**TASK TO COMPLETE:** Go through the data below. Pull out every line that has the word "image".

— begin RECORDS FOR THIS TASK —

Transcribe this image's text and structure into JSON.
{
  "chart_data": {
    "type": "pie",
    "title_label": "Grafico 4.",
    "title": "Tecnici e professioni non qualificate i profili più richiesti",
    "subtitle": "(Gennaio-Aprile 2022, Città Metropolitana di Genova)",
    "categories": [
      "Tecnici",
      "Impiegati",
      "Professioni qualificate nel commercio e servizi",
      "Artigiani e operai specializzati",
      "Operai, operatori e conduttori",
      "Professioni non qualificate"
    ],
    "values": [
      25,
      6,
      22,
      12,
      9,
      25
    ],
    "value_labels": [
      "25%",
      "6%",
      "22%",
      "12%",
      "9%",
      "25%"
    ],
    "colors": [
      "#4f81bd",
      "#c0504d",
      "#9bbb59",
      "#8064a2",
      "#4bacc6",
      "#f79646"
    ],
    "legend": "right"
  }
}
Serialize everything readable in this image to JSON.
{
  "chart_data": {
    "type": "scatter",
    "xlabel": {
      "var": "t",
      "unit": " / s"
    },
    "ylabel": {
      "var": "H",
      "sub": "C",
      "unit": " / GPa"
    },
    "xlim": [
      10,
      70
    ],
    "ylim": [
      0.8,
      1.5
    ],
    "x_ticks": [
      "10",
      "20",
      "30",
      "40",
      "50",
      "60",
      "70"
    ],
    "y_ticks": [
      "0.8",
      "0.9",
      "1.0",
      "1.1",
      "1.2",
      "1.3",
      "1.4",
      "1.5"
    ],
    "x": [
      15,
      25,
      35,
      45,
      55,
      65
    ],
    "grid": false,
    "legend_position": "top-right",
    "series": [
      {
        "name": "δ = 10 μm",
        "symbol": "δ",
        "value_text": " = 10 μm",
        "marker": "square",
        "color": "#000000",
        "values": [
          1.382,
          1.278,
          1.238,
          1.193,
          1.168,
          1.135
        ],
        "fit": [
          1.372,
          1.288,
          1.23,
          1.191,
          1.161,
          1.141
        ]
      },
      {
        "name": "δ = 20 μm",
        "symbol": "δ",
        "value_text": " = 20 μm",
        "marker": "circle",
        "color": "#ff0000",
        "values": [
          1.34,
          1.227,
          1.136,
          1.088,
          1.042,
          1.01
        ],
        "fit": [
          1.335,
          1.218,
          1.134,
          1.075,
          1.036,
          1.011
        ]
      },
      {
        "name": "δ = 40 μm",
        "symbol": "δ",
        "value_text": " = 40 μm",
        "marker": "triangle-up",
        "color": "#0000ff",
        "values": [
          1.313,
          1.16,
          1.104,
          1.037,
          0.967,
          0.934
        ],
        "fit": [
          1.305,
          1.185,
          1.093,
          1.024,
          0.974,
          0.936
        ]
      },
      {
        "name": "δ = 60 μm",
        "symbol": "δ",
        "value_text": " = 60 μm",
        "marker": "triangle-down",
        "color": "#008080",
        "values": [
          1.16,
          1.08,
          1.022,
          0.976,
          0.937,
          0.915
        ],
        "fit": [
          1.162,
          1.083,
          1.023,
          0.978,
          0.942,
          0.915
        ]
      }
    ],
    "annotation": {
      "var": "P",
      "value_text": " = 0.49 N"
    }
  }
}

— end RECORDS FOR THIS TASK —

**CORRECT OUTPUT:**
Transcribe this image's text and structure into JSON.
Serialize everything readable in this image to JSON.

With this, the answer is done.